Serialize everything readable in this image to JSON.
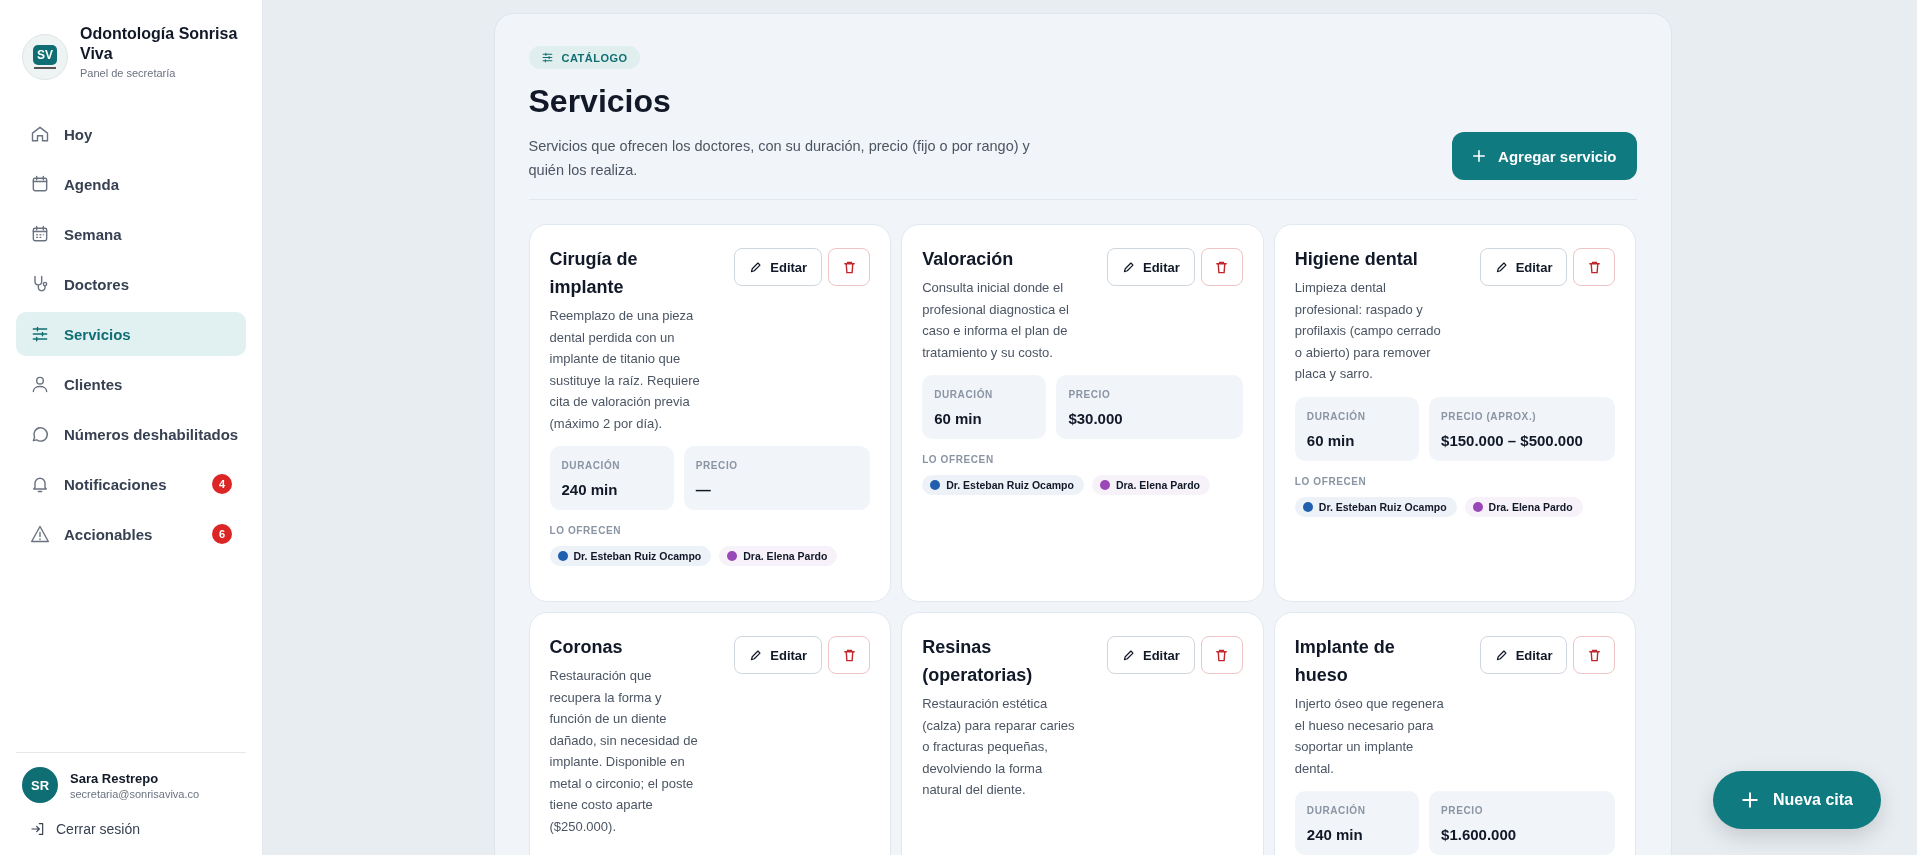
{
  "sidebar": {
    "logo": "SV",
    "title": "Odontología Sonrisa Viva",
    "subtitle": "Panel de secretaría",
    "items": [
      {
        "label": "Hoy",
        "selected": false
      },
      {
        "label": "Agenda",
        "selected": false
      },
      {
        "label": "Semana",
        "selected": false
      },
      {
        "label": "Doctores",
        "selected": false
      },
      {
        "label": "Servicios",
        "selected": true
      },
      {
        "label": "Clientes",
        "selected": false
      },
      {
        "label": "Números deshabilitados",
        "selected": false
      },
      {
        "label": "Notificaciones",
        "selected": false,
        "badge": "4"
      },
      {
        "label": "Accionables",
        "selected": false,
        "badge": "6"
      }
    ],
    "user": {
      "initials": "SR",
      "name": "Sara Restrepo",
      "email": "secretaria@sonrisaviva.co"
    },
    "logout": "Cerrar sesión"
  },
  "header": {
    "eyebrow": "CATÁLOGO",
    "title": "Servicios",
    "description": "Servicios que ofrecen los doctores, con su duración, precio (fijo o por rango) y quién los realiza.",
    "add_button": "Agregar servicio"
  },
  "services": [
    {
      "name": "Cirugía de implante",
      "description": "Reemplazo de una pieza dental perdida con un implante de titanio que sustituye la raíz. Requiere cita de valoración previa (máximo 2 por día).",
      "edit": "Editar",
      "stats": [
        {
          "label": "DURACIÓN",
          "value": "240 min"
        },
        {
          "label": "PRECIO",
          "value": "—"
        }
      ],
      "offered_label": "LO OFRECEN",
      "doctors": [
        {
          "name": "Dr. Esteban Ruiz Ocampo",
          "color": "#1f5fae"
        },
        {
          "name": "Dra. Elena Pardo",
          "color": "#9a47b8"
        }
      ]
    },
    {
      "name": "Valoración",
      "description": "Consulta inicial donde el profesional diagnostica el caso e informa el plan de tratamiento y su costo.",
      "edit": "Editar",
      "stats": [
        {
          "label": "DURACIÓN",
          "value": "60 min"
        },
        {
          "label": "PRECIO",
          "value": "$30.000"
        }
      ],
      "offered_label": "LO OFRECEN",
      "doctors": [
        {
          "name": "Dr. Esteban Ruiz Ocampo",
          "color": "#1f5fae"
        },
        {
          "name": "Dra. Elena Pardo",
          "color": "#9a47b8"
        }
      ]
    },
    {
      "name": "Higiene dental",
      "description": "Limpieza dental profesional: raspado y profilaxis (campo cerrado o abierto) para remover placa y sarro.",
      "edit": "Editar",
      "stats": [
        {
          "label": "DURACIÓN",
          "value": "60 min"
        },
        {
          "label": "PRECIO (APROX.)",
          "value": "$150.000 – $500.000"
        }
      ],
      "offered_label": "LO OFRECEN",
      "doctors": [
        {
          "name": "Dr. Esteban Ruiz Ocampo",
          "color": "#1f5fae"
        },
        {
          "name": "Dra. Elena Pardo",
          "color": "#9a47b8"
        }
      ]
    },
    {
      "name": "Coronas",
      "description": "Restauración que recupera la forma y función de un diente dañado, sin necesidad de implante. Disponible en metal o circonio; el poste tiene costo aparte ($250.000).",
      "edit": "Editar"
    },
    {
      "name": "Resinas (operatorias)",
      "description": "Restauración estética (calza) para reparar caries o fracturas pequeñas, devolviendo la forma natural del diente.",
      "edit": "Editar"
    },
    {
      "name": "Implante de hueso",
      "description": "Injerto óseo que regenera el hueso necesario para soportar un implante dental.",
      "edit": "Editar",
      "stats": [
        {
          "label": "DURACIÓN",
          "value": "240 min"
        },
        {
          "label": "PRECIO",
          "value": "$1.600.000"
        }
      ]
    }
  ],
  "fab": "Nueva cita"
}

========

What you will do:
Restate the full listing verbatim and drop every picture.

Output of the task:
Serialize everything readable in this image to JSON.
{
  "sidebar": {
    "logo": "SV",
    "title": "Odontología Sonrisa Viva",
    "subtitle": "Panel de secretaría",
    "items": [
      {
        "label": "Hoy",
        "selected": false
      },
      {
        "label": "Agenda",
        "selected": false
      },
      {
        "label": "Semana",
        "selected": false
      },
      {
        "label": "Doctores",
        "selected": false
      },
      {
        "label": "Servicios",
        "selected": true
      },
      {
        "label": "Clientes",
        "selected": false
      },
      {
        "label": "Números deshabilitados",
        "selected": false
      },
      {
        "label": "Notificaciones",
        "selected": false,
        "badge": "4"
      },
      {
        "label": "Accionables",
        "selected": false,
        "badge": "6"
      }
    ],
    "user": {
      "initials": "SR",
      "name": "Sara Restrepo",
      "email": "secretaria@sonrisaviva.co"
    },
    "logout": "Cerrar sesión"
  },
  "header": {
    "eyebrow": "CATÁLOGO",
    "title": "Servicios",
    "description": "Servicios que ofrecen los doctores, con su duración, precio (fijo o por rango) y quién los realiza.",
    "add_button": "Agregar servicio"
  },
  "services": [
    {
      "name": "Cirugía de implante",
      "description": "Reemplazo de una pieza dental perdida con un implante de titanio que sustituye la raíz. Requiere cita de valoración previa (máximo 2 por día).",
      "edit": "Editar",
      "stats": [
        {
          "label": "DURACIÓN",
          "value": "240 min"
        },
        {
          "label": "PRECIO",
          "value": "—"
        }
      ],
      "offered_label": "LO OFRECEN",
      "doctors": [
        {
          "name": "Dr. Esteban Ruiz Ocampo",
          "color": "#1f5fae"
        },
        {
          "name": "Dra. Elena Pardo",
          "color": "#9a47b8"
        }
      ]
    },
    {
      "name": "Valoración",
      "description": "Consulta inicial donde el profesional diagnostica el caso e informa el plan de tratamiento y su costo.",
      "edit": "Editar",
      "stats": [
        {
          "label": "DURACIÓN",
          "value": "60 min"
        },
        {
          "label": "PRECIO",
          "value": "$30.000"
        }
      ],
      "offered_label": "LO OFRECEN",
      "doctors": [
        {
          "name": "Dr. Esteban Ruiz Ocampo",
          "color": "#1f5fae"
        },
        {
          "name": "Dra. Elena Pardo",
          "color": "#9a47b8"
        }
      ]
    },
    {
      "name": "Higiene dental",
      "description": "Limpieza dental profesional: raspado y profilaxis (campo cerrado o abierto) para remover placa y sarro.",
      "edit": "Editar",
      "stats": [
        {
          "label": "DURACIÓN",
          "value": "60 min"
        },
        {
          "label": "PRECIO (APROX.)",
          "value": "$150.000 – $500.000"
        }
      ],
      "offered_label": "LO OFRECEN",
      "doctors": [
        {
          "name": "Dr. Esteban Ruiz Ocampo",
          "color": "#1f5fae"
        },
        {
          "name": "Dra. Elena Pardo",
          "color": "#9a47b8"
        }
      ]
    },
    {
      "name": "Coronas",
      "description": "Restauración que recupera la forma y función de un diente dañado, sin necesidad de implante. Disponible en metal o circonio; el poste tiene costo aparte ($250.000).",
      "edit": "Editar"
    },
    {
      "name": "Resinas (operatorias)",
      "description": "Restauración estética (calza) para reparar caries o fracturas pequeñas, devolviendo la forma natural del diente.",
      "edit": "Editar"
    },
    {
      "name": "Implante de hueso",
      "description": "Injerto óseo que regenera el hueso necesario para soportar un implante dental.",
      "edit": "Editar",
      "stats": [
        {
          "label": "DURACIÓN",
          "value": "240 min"
        },
        {
          "label": "PRECIO",
          "value": "$1.600.000"
        }
      ]
    }
  ],
  "fab": "Nueva cita"
}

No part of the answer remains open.